Input data ->
-------
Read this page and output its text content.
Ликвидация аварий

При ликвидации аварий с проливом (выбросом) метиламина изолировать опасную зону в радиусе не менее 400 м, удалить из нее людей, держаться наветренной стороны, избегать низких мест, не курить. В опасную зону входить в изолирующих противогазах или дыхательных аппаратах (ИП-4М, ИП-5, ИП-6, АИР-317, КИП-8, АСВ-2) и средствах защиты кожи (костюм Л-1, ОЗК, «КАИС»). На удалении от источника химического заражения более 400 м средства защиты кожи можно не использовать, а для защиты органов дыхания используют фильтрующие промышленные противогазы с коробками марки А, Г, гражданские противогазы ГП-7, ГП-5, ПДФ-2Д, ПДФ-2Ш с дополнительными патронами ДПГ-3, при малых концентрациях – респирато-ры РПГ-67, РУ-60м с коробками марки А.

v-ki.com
-------
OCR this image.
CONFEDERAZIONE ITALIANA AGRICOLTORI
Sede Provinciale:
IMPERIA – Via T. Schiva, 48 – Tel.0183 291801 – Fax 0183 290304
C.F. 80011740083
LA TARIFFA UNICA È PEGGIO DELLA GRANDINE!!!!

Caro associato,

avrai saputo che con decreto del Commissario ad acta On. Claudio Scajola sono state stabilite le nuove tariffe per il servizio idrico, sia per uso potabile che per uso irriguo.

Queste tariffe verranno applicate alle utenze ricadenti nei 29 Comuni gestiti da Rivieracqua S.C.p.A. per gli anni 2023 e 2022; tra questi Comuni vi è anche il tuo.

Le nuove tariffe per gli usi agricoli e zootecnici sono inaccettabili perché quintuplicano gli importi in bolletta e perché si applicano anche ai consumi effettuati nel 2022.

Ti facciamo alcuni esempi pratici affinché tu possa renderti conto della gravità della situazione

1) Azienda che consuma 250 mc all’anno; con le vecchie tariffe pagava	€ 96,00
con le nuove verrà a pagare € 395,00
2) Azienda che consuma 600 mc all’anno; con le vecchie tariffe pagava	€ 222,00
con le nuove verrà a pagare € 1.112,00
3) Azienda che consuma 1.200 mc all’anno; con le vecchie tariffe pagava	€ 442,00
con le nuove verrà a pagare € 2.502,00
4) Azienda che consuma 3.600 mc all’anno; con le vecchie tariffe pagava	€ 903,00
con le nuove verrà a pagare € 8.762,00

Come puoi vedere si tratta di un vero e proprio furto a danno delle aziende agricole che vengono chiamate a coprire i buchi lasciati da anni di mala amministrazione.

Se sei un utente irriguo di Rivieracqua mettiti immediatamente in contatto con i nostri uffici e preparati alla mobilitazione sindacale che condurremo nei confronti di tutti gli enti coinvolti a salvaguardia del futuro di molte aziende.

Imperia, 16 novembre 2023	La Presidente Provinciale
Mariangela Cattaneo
-------
Your objective -> Scan the listing above. Collect all lines with the word "pagare".

Reply ->
con le nuove verrà a pagare € 395,00
con le nuove verrà a pagare € 1.112,00
con le nuove verrà a pagare € 2.502,00
con le nuove verrà a pagare € 8.762,00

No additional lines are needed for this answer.